--- Start GIVEN DATA ---

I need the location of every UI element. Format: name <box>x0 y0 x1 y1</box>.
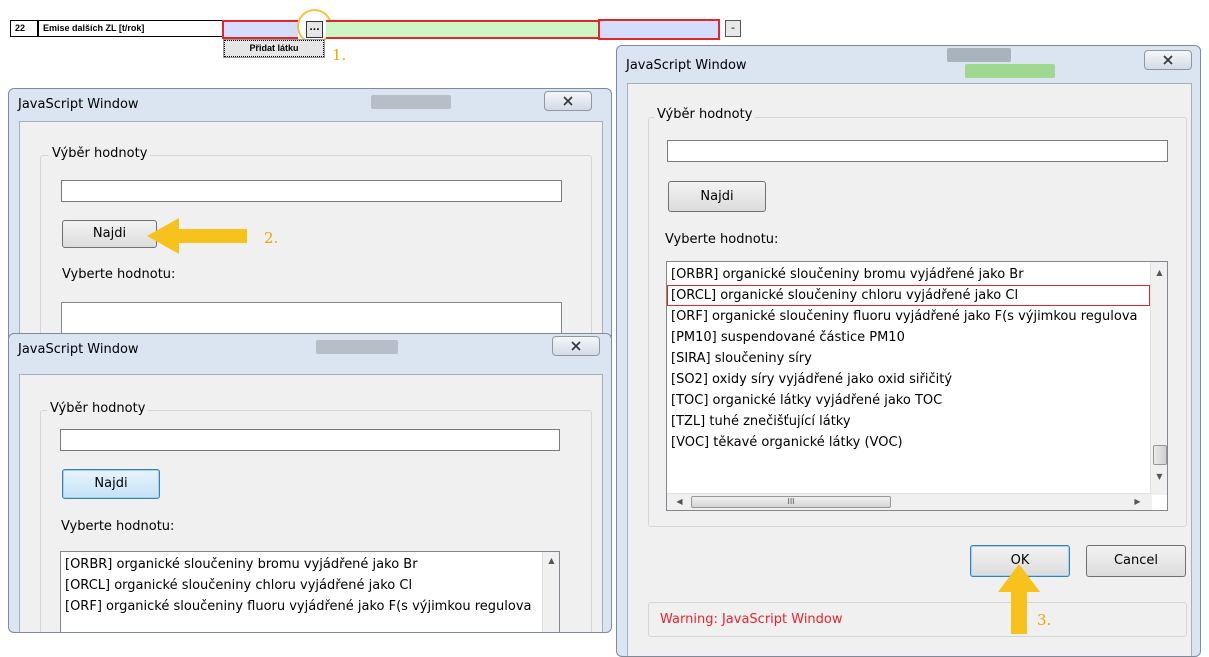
step-2-label: 2. <box>264 229 279 247</box>
window-titlebar: JavaScript Window <box>9 334 611 364</box>
scroll-thumb-horizontal[interactable]: III <box>691 496 891 508</box>
list-item[interactable]: [PM10] suspendované částice PM10 <box>667 327 1150 348</box>
blurred-background-tab <box>947 48 1011 62</box>
blurred-background-tab <box>965 64 1055 78</box>
list-item[interactable]: [TZL] tuhé znečišťující látky <box>667 411 1150 432</box>
close-icon[interactable] <box>552 336 600 356</box>
javascript-window-right: JavaScript Window Výběr hodnoty Najdi Vy… <box>616 45 1201 657</box>
vertical-scrollbar[interactable]: ▲ ▼ <box>1150 262 1167 495</box>
list-item[interactable]: [ORCL] organické sloučeniny chloru vyjád… <box>61 575 542 596</box>
step-1-label: 1. <box>332 46 347 64</box>
list-item[interactable]: [ORF] organické sloučeniny fluoru vyjádř… <box>667 306 1150 327</box>
fieldset-legend: Výběr hodnoty <box>49 146 151 161</box>
choose-value-label: Vyberte hodnotu: <box>62 267 176 282</box>
substance-field[interactable] <box>222 20 298 39</box>
value-listbox[interactable]: [ORBR] organické sloučeniny bromu vyjádř… <box>60 551 560 632</box>
list-item[interactable]: [VOC] těkavé organické látky (VOC) <box>667 432 1150 453</box>
scroll-left-arrow-icon[interactable]: ◀ <box>671 497 688 506</box>
fieldset-legend: Výběr hodnoty <box>47 401 149 416</box>
choose-value-label: Vyberte hodnotu: <box>61 519 175 534</box>
javascript-window-left-bottom: JavaScript Window Výběr hodnoty Najdi Vy… <box>8 333 612 633</box>
fieldset-legend: Výběr hodnoty <box>654 107 756 122</box>
scroll-right-arrow-icon[interactable]: ▶ <box>1129 497 1146 506</box>
list-item[interactable]: [SIRA] sloučeniny síry <box>667 348 1150 369</box>
list-item[interactable]: [ORBR] organické sloučeniny bromu vyjádř… <box>61 554 542 575</box>
scroll-thumb[interactable] <box>1153 445 1167 465</box>
window-title: JavaScript Window <box>626 58 747 73</box>
javascript-window-left-top: JavaScript Window Výběr hodnoty Najdi Vy… <box>8 88 612 348</box>
close-icon[interactable] <box>544 91 592 111</box>
value-listbox[interactable]: [ORBR] organické sloučeniny bromu vyjádř… <box>666 261 1168 511</box>
search-input[interactable] <box>667 140 1168 162</box>
find-button[interactable]: Najdi <box>668 181 766 212</box>
list-item[interactable]: [TOC] organické látky vyjádřené jako TOC <box>667 390 1150 411</box>
blurred-background-tab <box>371 95 451 109</box>
search-input[interactable] <box>60 429 560 451</box>
list-item[interactable]: [SO2] oxidy síry vyjádřené jako oxid siř… <box>667 369 1150 390</box>
warning-bar: Warning: JavaScript Window <box>648 602 1187 637</box>
window-body: Výběr hodnoty Najdi Vyberte hodnotu: [OR… <box>19 374 603 632</box>
yellow-arrow-icon <box>147 218 247 254</box>
list-item-selected[interactable]: [ORCL] organické sloučeniny chloru vyjád… <box>667 285 1150 306</box>
step-3-label: 3. <box>1037 611 1052 629</box>
window-body: Výběr hodnoty Najdi Vyberte hodnotu: [OR… <box>627 83 1192 656</box>
value-field[interactable] <box>326 20 598 39</box>
row-label: Emise dalších ZL [t/rok] <box>38 20 232 37</box>
list-item[interactable]: [ORF] organické sloučeniny fluoru vyjádř… <box>61 596 542 617</box>
search-input[interactable] <box>61 180 562 202</box>
list-item[interactable]: [ORBR] organické sloučeniny bromu vyjádř… <box>667 264 1150 285</box>
scroll-up-arrow-icon[interactable]: ▲ <box>1151 268 1167 277</box>
scroll-down-arrow-icon[interactable]: ▼ <box>1151 472 1167 481</box>
window-titlebar: JavaScript Window <box>617 46 1200 78</box>
window-title: JavaScript Window <box>18 97 139 112</box>
find-button[interactable]: Najdi <box>62 469 160 499</box>
choose-value-label: Vyberte hodnotu: <box>665 232 779 247</box>
close-icon[interactable] <box>1144 50 1192 70</box>
row-number: 22 <box>10 20 38 37</box>
warning-text: Warning: JavaScript Window <box>660 612 843 627</box>
remove-button[interactable]: - <box>725 20 741 37</box>
add-substance-button[interactable]: Přidat látku <box>223 39 325 58</box>
yellow-arrow-icon <box>998 564 1040 634</box>
cancel-button[interactable]: Cancel <box>1086 545 1186 577</box>
window-titlebar: JavaScript Window <box>9 89 611 119</box>
find-button[interactable]: Najdi <box>62 220 157 248</box>
window-title: JavaScript Window <box>18 342 139 357</box>
window-body: Výběr hodnoty Najdi Vyberte hodnotu: <box>19 121 603 347</box>
unit-field[interactable] <box>598 19 720 40</box>
horizontal-scrollbar[interactable]: ◀ III ▶ <box>667 493 1152 510</box>
blurred-background-tab <box>316 340 398 354</box>
scroll-up-arrow-icon[interactable]: ▲ <box>543 556 559 565</box>
vertical-scrollbar[interactable]: ▲ <box>542 552 559 632</box>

--- End GIVEN DATA ---

### WHAT IS BEING ASKED
Reproduce all the lines above word for word, omitting the pictures.

### THE REPLY
I need the location of every UI element. Format: name <box>x0 y0 x1 y1</box>.
step-2-label: 2. <box>264 229 279 247</box>
window-titlebar: JavaScript Window <box>9 334 611 364</box>
scroll-thumb-horizontal[interactable]: III <box>691 496 891 508</box>
list-item[interactable]: [PM10] suspendované částice PM10 <box>667 327 1150 348</box>
blurred-background-tab <box>947 48 1011 62</box>
blurred-background-tab <box>965 64 1055 78</box>
list-item[interactable]: [TZL] tuhé znečišťující látky <box>667 411 1150 432</box>
close-icon[interactable] <box>552 336 600 356</box>
javascript-window-right: JavaScript Window Výběr hodnoty Najdi Vy… <box>616 45 1201 657</box>
vertical-scrollbar[interactable]: ▲ ▼ <box>1150 262 1167 495</box>
list-item[interactable]: [ORCL] organické sloučeniny chloru vyjád… <box>61 575 542 596</box>
step-1-label: 1. <box>332 46 347 64</box>
list-item[interactable]: [ORF] organické sloučeniny fluoru vyjádř… <box>667 306 1150 327</box>
fieldset-legend: Výběr hodnoty <box>49 146 151 161</box>
choose-value-label: Vyberte hodnotu: <box>62 267 176 282</box>
substance-field[interactable] <box>222 20 298 39</box>
value-listbox[interactable]: [ORBR] organické sloučeniny bromu vyjádř… <box>60 551 560 632</box>
list-item[interactable]: [VOC] těkavé organické látky (VOC) <box>667 432 1150 453</box>
scroll-left-arrow-icon[interactable]: ◀ <box>671 497 688 506</box>
fieldset-legend: Výběr hodnoty <box>47 401 149 416</box>
choose-value-label: Vyberte hodnotu: <box>61 519 175 534</box>
javascript-window-left-bottom: JavaScript Window Výběr hodnoty Najdi Vy… <box>8 333 612 633</box>
fieldset-legend: Výběr hodnoty <box>654 107 756 122</box>
scroll-right-arrow-icon[interactable]: ▶ <box>1129 497 1146 506</box>
list-item[interactable]: [SIRA] sloučeniny síry <box>667 348 1150 369</box>
list-item[interactable]: [ORBR] organické sloučeniny bromu vyjádř… <box>61 554 542 575</box>
scroll-thumb[interactable] <box>1153 445 1167 465</box>
window-title: JavaScript Window <box>626 58 747 73</box>
javascript-window-left-top: JavaScript Window Výběr hodnoty Najdi Vy… <box>8 88 612 348</box>
close-icon[interactable] <box>544 91 592 111</box>
value-listbox[interactable]: [ORBR] organické sloučeniny bromu vyjádř… <box>666 261 1168 511</box>
search-input[interactable] <box>667 140 1168 162</box>
find-button[interactable]: Najdi <box>668 181 766 212</box>
list-item[interactable]: [TOC] organické látky vyjádřené jako TOC <box>667 390 1150 411</box>
blurred-background-tab <box>371 95 451 109</box>
search-input[interactable] <box>60 429 560 451</box>
list-item[interactable]: [SO2] oxidy síry vyjádřené jako oxid siř… <box>667 369 1150 390</box>
warning-bar: Warning: JavaScript Window <box>648 602 1187 637</box>
window-body: Výběr hodnoty Najdi Vyberte hodnotu: [OR… <box>19 374 603 632</box>
yellow-arrow-icon <box>147 218 247 254</box>
list-item-selected[interactable]: [ORCL] organické sloučeniny chloru vyjád… <box>667 285 1150 306</box>
step-3-label: 3. <box>1037 611 1052 629</box>
window-body: Výběr hodnoty Najdi Vyberte hodnotu: [OR… <box>627 83 1192 656</box>
value-field[interactable] <box>326 20 598 39</box>
row-label: Emise dalších ZL [t/rok] <box>38 20 232 37</box>
list-item[interactable]: [ORF] organické sloučeniny fluoru vyjádř… <box>61 596 542 617</box>
search-input[interactable] <box>61 180 562 202</box>
list-item[interactable]: [ORBR] organické sloučeniny bromu vyjádř… <box>667 264 1150 285</box>
scroll-up-arrow-icon[interactable]: ▲ <box>1151 268 1167 277</box>
scroll-down-arrow-icon[interactable]: ▼ <box>1151 472 1167 481</box>
window-titlebar: JavaScript Window <box>617 46 1200 78</box>
window-title: JavaScript Window <box>18 97 139 112</box>
find-button[interactable]: Najdi <box>62 469 160 499</box>
choose-value-label: Vyberte hodnotu: <box>665 232 779 247</box>
close-icon[interactable] <box>1144 50 1192 70</box>
row-number: 22 <box>10 20 38 37</box>
warning-text: Warning: JavaScript Window <box>660 612 843 627</box>
remove-button[interactable]: - <box>725 20 741 37</box>
add-substance-button[interactable]: Přidat látku <box>223 39 325 58</box>
yellow-arrow-icon <box>998 564 1040 634</box>
cancel-button[interactable]: Cancel <box>1086 545 1186 577</box>
window-titlebar: JavaScript Window <box>9 89 611 119</box>
find-button[interactable]: Najdi <box>62 220 157 248</box>
window-title: JavaScript Window <box>18 342 139 357</box>
window-body: Výběr hodnoty Najdi Vyberte hodnotu: <box>19 121 603 347</box>
unit-field[interactable] <box>598 19 720 40</box>
horizontal-scrollbar[interactable]: ◀ III ▶ <box>667 493 1152 510</box>
blurred-background-tab <box>316 340 398 354</box>
scroll-up-arrow-icon[interactable]: ▲ <box>543 556 559 565</box>
vertical-scrollbar[interactable]: ▲ <box>542 552 559 632</box>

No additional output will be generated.